### DIRECTIONS FOR THIS TASK
Print all of the lines exactly. Any picture among them stays out.

+--

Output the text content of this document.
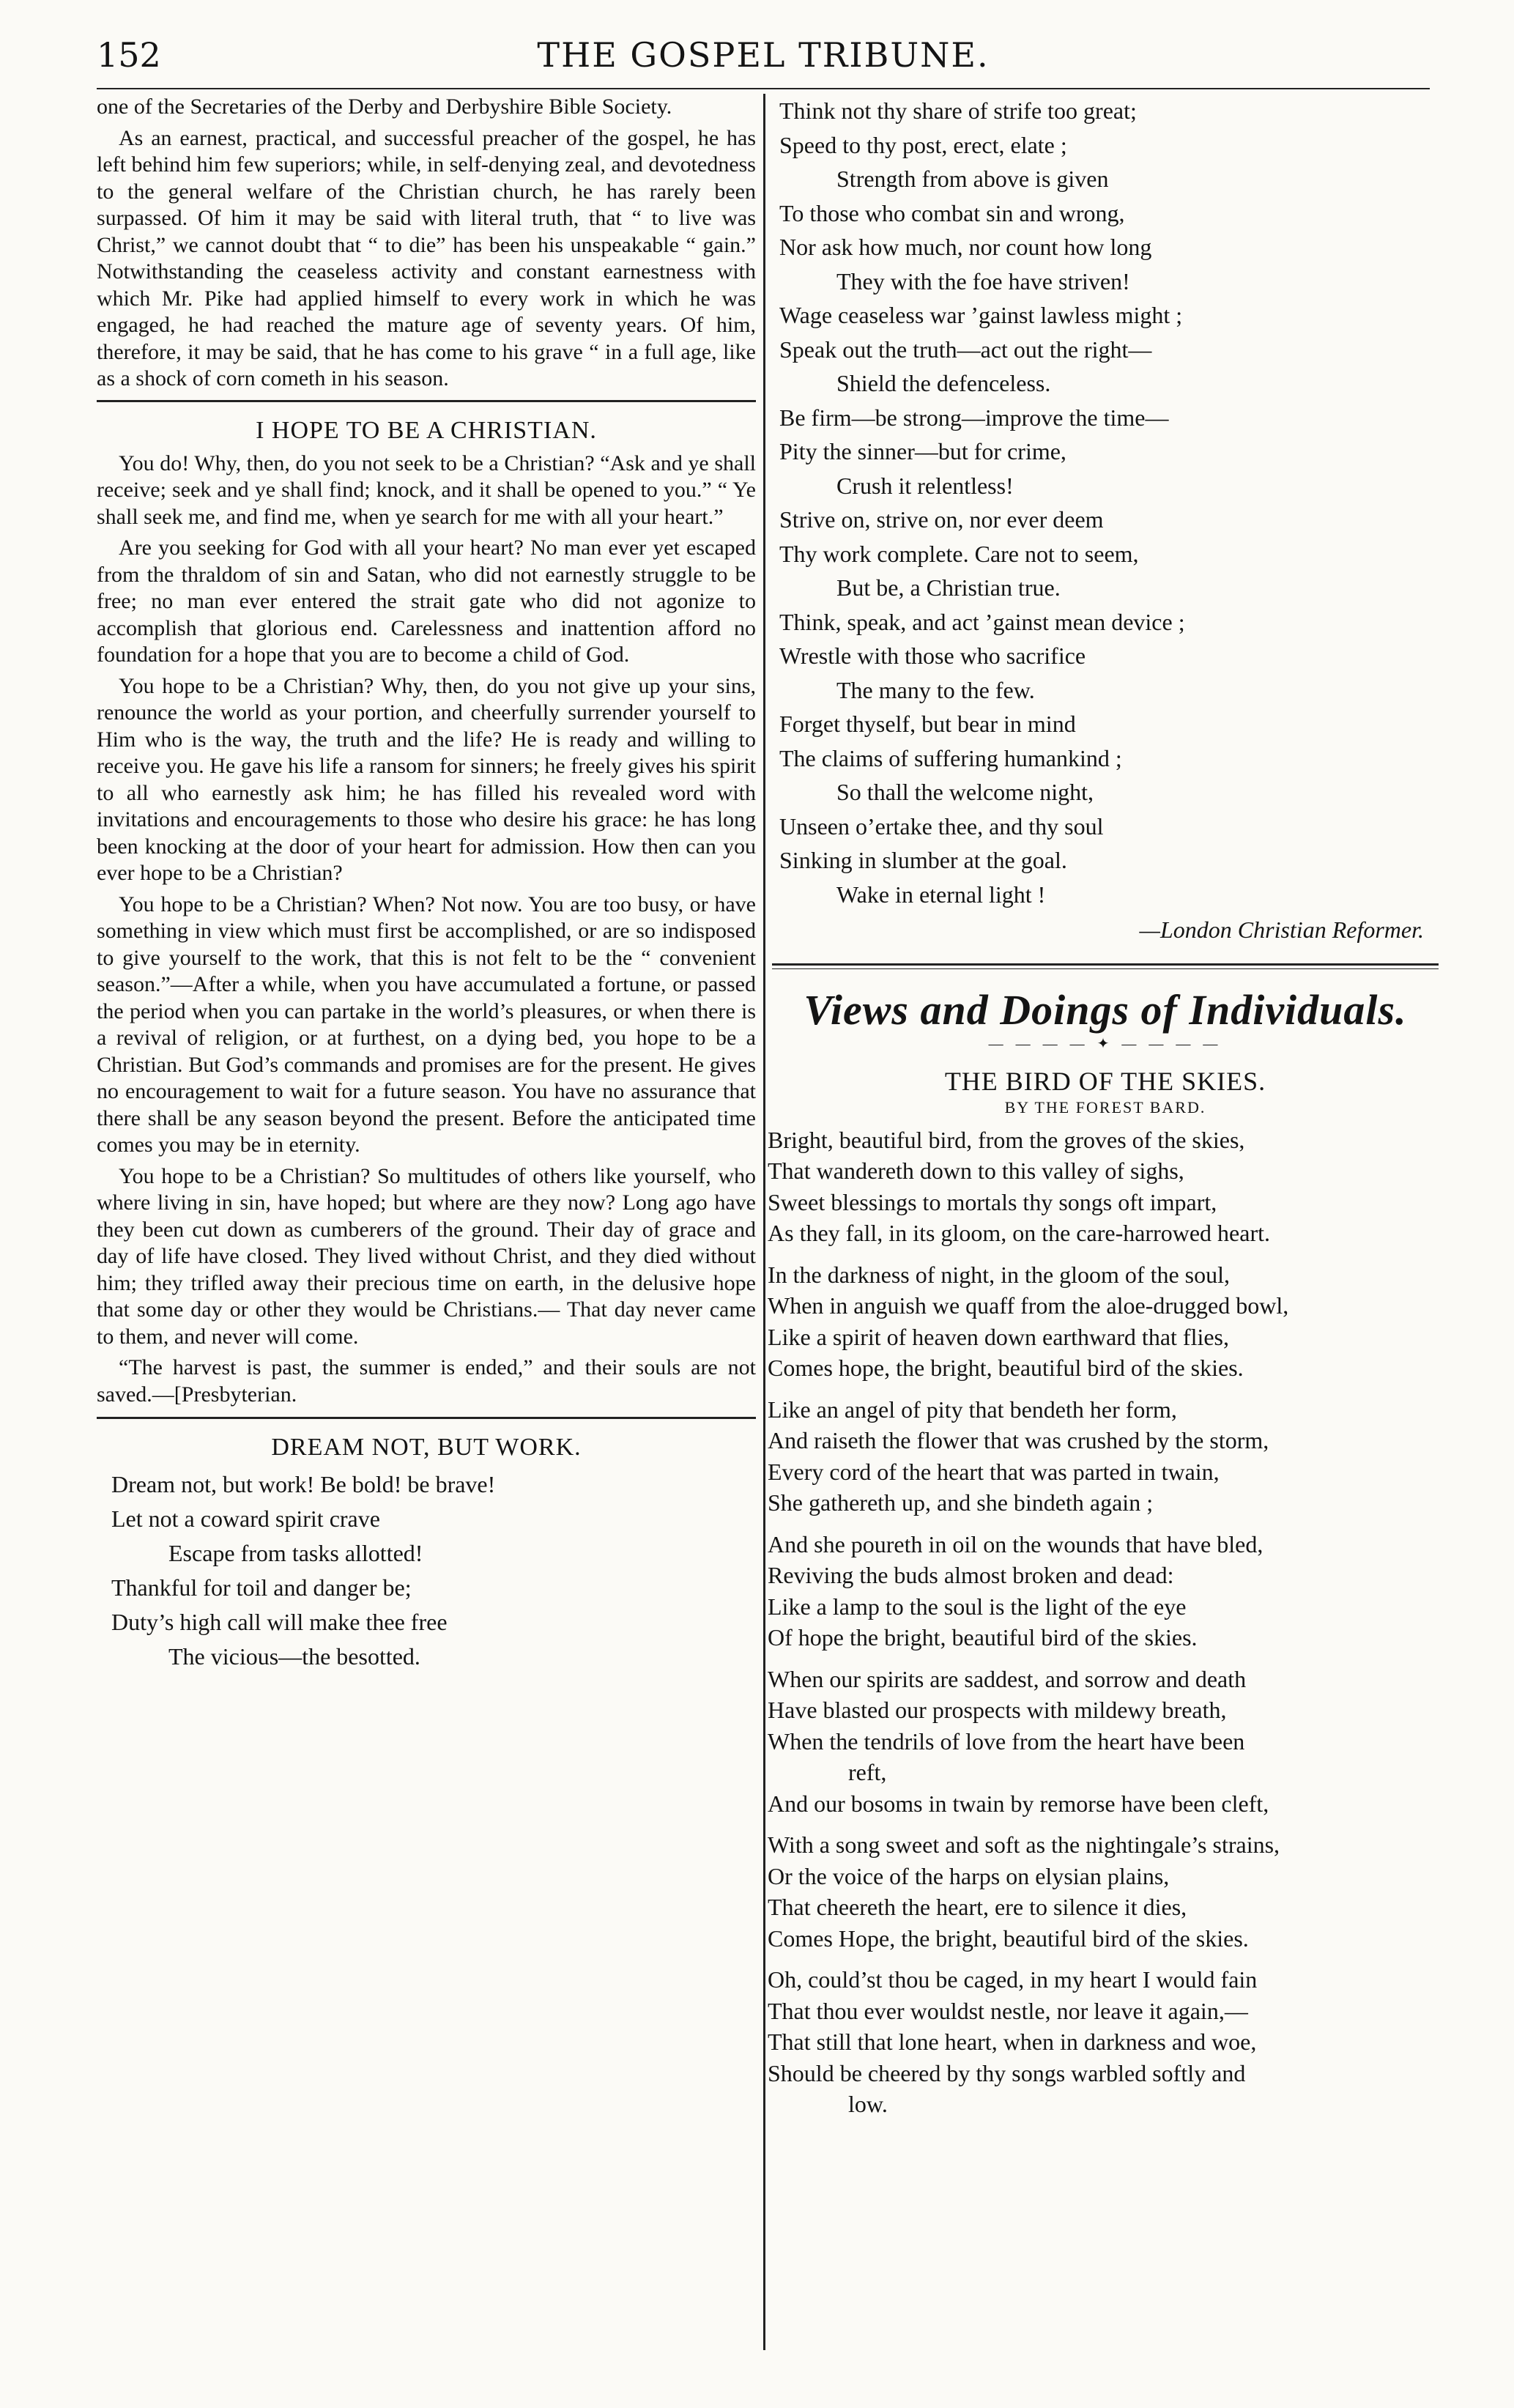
152	THE GOSPEL TRIBUNE.

one of the Secretaries of the Derby and Derbyshire Bible Society.

As an earnest, practical, and successful preacher of the gospel, he has left behind him few superiors; while, in self-denying zeal, and devotedness to the general welfare of the Christian church, he has rarely been surpassed. Of him it may be said with literal truth, that “ to live was Christ,” we cannot doubt that “ to die” has been his unspeakable “ gain.” Notwithstanding the ceaseless activity and constant earnestness with which Mr. Pike had applied himself to every work in which he was engaged, he had reached the mature age of seventy years. Of him, therefore, it may be said, that he has come to his grave “ in a full age, like as a shock of corn cometh in his season.

I HOPE TO BE A CHRISTIAN.

You do! Why, then, do you not seek to be a Christian? “Ask and ye shall receive; seek and ye shall find; knock, and it shall be opened to you.” “ Ye shall seek me, and find me, when ye search for me with all your heart.”

Are you seeking for God with all your heart? No man ever yet escaped from the thraldom of sin and Satan, who did not earnestly struggle to be free; no man ever entered the strait gate who did not agonize to accomplish that glorious end. Carelessness and inattention afford no foundation for a hope that you are to become a child of God.

You hope to be a Christian? Why, then, do you not give up your sins, renounce the world as your portion, and cheerfully surrender yourself to Him who is the way, the truth and the life? He is ready and willing to receive you. He gave his life a ransom for sinners; he freely gives his spirit to all who earnestly ask him; he has filled his revealed word with invitations and encouragements to those who desire his grace: he has long been knocking at the door of your heart for admission. How then can you ever hope to be a Christian?

You hope to be a Christian? When? Not now. You are too busy, or have something in view which must first be accomplished, or are so indisposed to give yourself to the work, that this is not felt to be the “ convenient season.”—After a while, when you have accumulated a fortune, or passed the period when you can partake in the world’s pleasures, or when there is a revival of religion, or at furthest, on a dying bed, you hope to be a Christian. But God’s commands and promises are for the present. He gives no encouragement to wait for a future season. You have no assurance that there shall be any season beyond the present. Before the anticipated time comes you may be in eternity.

You hope to be a Christian? So multitudes of others like yourself, who where living in sin, have hoped; but where are they now? Long ago have they been cut down as cumberers of the ground. Their day of grace and day of life have closed. They lived without Christ, and they died without him; they trifled away their precious time on earth, in the delusive hope that some day or other they would be Christians.— That day never came to them, and never will come.

“The harvest is past, the summer is ended,” and their souls are not saved.—[Presbyterian.

DREAM NOT, BUT WORK.
Dream not, but work! Be bold! be brave!
Let not a coward spirit crave
Escape from tasks allotted!
Thankful for toil and danger be;
Duty’s high call will make thee free
The vicious—the besotted.
Think not thy share of strife too great;
Speed to thy post, erect, elate ;
Strength from above is given
To those who combat sin and wrong,
Nor ask how much, nor count how long
They with the foe have striven!
Wage ceaseless war ’gainst lawless might ;
Speak out the truth—act out the right—
Shield the defenceless.
Be firm—be strong—improve the time—
Pity the sinner—but for crime,
Crush it relentless!
Strive on, strive on, nor ever deem
Thy work complete. Care not to seem,
But be, a Christian true.
Think, speak, and act ’gainst mean device ;
Wrestle with those who sacrifice
The many to the few.
Forget thyself, but bear in mind
The claims of suffering humankind ;
So thall the welcome night,
Unseen o’ertake thee, and thy soul
Sinking in slumber at the goal.
Wake in eternal light !
—London Christian Reformer.
Views and Doings of Individuals.
— — — — ✦ — — — —
THE BIRD OF THE SKIES.
BY THE FOREST BARD.
Bright, beautiful bird, from the groves of the skies,
That wandereth down to this valley of sighs,
Sweet blessings to mortals thy songs oft impart,
As they fall, in its gloom, on the care-harrowed heart.
In the darkness of night, in the gloom of the soul,
When in anguish we quaff from the aloe-drugged bowl,
Like a spirit of heaven down earthward that flies,
Comes hope, the bright, beautiful bird of the skies.
Like an angel of pity that bendeth her form,
And raiseth the flower that was crushed by the storm,
Every cord of the heart that was parted in twain,
She gathereth up, and she bindeth again ;
And she poureth in oil on the wounds that have bled,
Reviving the buds almost broken and dead:
Like a lamp to the soul is the light of the eye
Of hope the bright, beautiful bird of the skies.
When our spirits are saddest, and sorrow and death
Have blasted our prospects with mildewy breath,
When the tendrils of love from the heart have been
reft,
And our bosoms in twain by remorse have been cleft,
With a song sweet and soft as the nightingale’s strains,
Or the voice of the harps on elysian plains,
That cheereth the heart, ere to silence it dies,
Comes Hope, the bright, beautiful bird of the skies.
Oh, could’st thou be caged, in my heart I would fain
That thou ever wouldst nestle, nor leave it again,—
That still that lone heart, when in darkness and woe,
Should be cheered by thy songs warbled softly and
low.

+--

### TASK RESPONSE
Output the text content of this document.
152	THE GOSPEL TRIBUNE.

one of the Secretaries of the Derby and Derbyshire Bible Society.

As an earnest, practical, and successful preacher of the gospel, he has left behind him few superiors; while, in self-denying zeal, and devotedness to the general welfare of the Christian church, he has rarely been surpassed. Of him it may be said with literal truth, that “ to live was Christ,” we cannot doubt that “ to die” has been his unspeakable “ gain.” Notwithstanding the ceaseless activity and constant earnestness with which Mr. Pike had applied himself to every work in which he was engaged, he had reached the mature age of seventy years. Of him, therefore, it may be said, that he has come to his grave “ in a full age, like as a shock of corn cometh in his season.

I HOPE TO BE A CHRISTIAN.

You do! Why, then, do you not seek to be a Christian? “Ask and ye shall receive; seek and ye shall find; knock, and it shall be opened to you.” “ Ye shall seek me, and find me, when ye search for me with all your heart.”

Are you seeking for God with all your heart? No man ever yet escaped from the thraldom of sin and Satan, who did not earnestly struggle to be free; no man ever entered the strait gate who did not agonize to accomplish that glorious end. Carelessness and inattention afford no foundation for a hope that you are to become a child of God.

You hope to be a Christian? Why, then, do you not give up your sins, renounce the world as your portion, and cheerfully surrender yourself to Him who is the way, the truth and the life? He is ready and willing to receive you. He gave his life a ransom for sinners; he freely gives his spirit to all who earnestly ask him; he has filled his revealed word with invitations and encouragements to those who desire his grace: he has long been knocking at the door of your heart for admission. How then can you ever hope to be a Christian?

You hope to be a Christian? When? Not now. You are too busy, or have something in view which must first be accomplished, or are so indisposed to give yourself to the work, that this is not felt to be the “ convenient season.”—After a while, when you have accumulated a fortune, or passed the period when you can partake in the world’s pleasures, or when there is a revival of religion, or at furthest, on a dying bed, you hope to be a Christian. But God’s commands and promises are for the present. He gives no encouragement to wait for a future season. You have no assurance that there shall be any season beyond the present. Before the anticipated time comes you may be in eternity.

You hope to be a Christian? So multitudes of others like yourself, who where living in sin, have hoped; but where are they now? Long ago have they been cut down as cumberers of the ground. Their day of grace and day of life have closed. They lived without Christ, and they died without him; they trifled away their precious time on earth, in the delusive hope that some day or other they would be Christians.— That day never came to them, and never will come.

“The harvest is past, the summer is ended,” and their souls are not saved.—[Presbyterian.

DREAM NOT, BUT WORK.
Dream not, but work! Be bold! be brave!
Let not a coward spirit crave
Escape from tasks allotted!
Thankful for toil and danger be;
Duty’s high call will make thee free
The vicious—the besotted.
Think not thy share of strife too great;
Speed to thy post, erect, elate ;
Strength from above is given
To those who combat sin and wrong,
Nor ask how much, nor count how long
They with the foe have striven!
Wage ceaseless war ’gainst lawless might ;
Speak out the truth—act out the right—
Shield the defenceless.
Be firm—be strong—improve the time—
Pity the sinner—but for crime,
Crush it relentless!
Strive on, strive on, nor ever deem
Thy work complete. Care not to seem,
But be, a Christian true.
Think, speak, and act ’gainst mean device ;
Wrestle with those who sacrifice
The many to the few.
Forget thyself, but bear in mind
The claims of suffering humankind ;
So thall the welcome night,
Unseen o’ertake thee, and thy soul
Sinking in slumber at the goal.
Wake in eternal light !
—London Christian Reformer.
Views and Doings of Individuals.
— — — — ✦ — — — —
THE BIRD OF THE SKIES.
BY THE FOREST BARD.
Bright, beautiful bird, from the groves of the skies,
That wandereth down to this valley of sighs,
Sweet blessings to mortals thy songs oft impart,
As they fall, in its gloom, on the care-harrowed heart.
In the darkness of night, in the gloom of the soul,
When in anguish we quaff from the aloe-drugged bowl,
Like a spirit of heaven down earthward that flies,
Comes hope, the bright, beautiful bird of the skies.
Like an angel of pity that bendeth her form,
And raiseth the flower that was crushed by the storm,
Every cord of the heart that was parted in twain,
She gathereth up, and she bindeth again ;
And she poureth in oil on the wounds that have bled,
Reviving the buds almost broken and dead:
Like a lamp to the soul is the light of the eye
Of hope the bright, beautiful bird of the skies.
When our spirits are saddest, and sorrow and death
Have blasted our prospects with mildewy breath,
When the tendrils of love from the heart have been
reft,
And our bosoms in twain by remorse have been cleft,
With a song sweet and soft as the nightingale’s strains,
Or the voice of the harps on elysian plains,
That cheereth the heart, ere to silence it dies,
Comes Hope, the bright, beautiful bird of the skies.
Oh, could’st thou be caged, in my heart I would fain
That thou ever wouldst nestle, nor leave it again,—
That still that lone heart, when in darkness and woe,
Should be cheered by thy songs warbled softly and
low.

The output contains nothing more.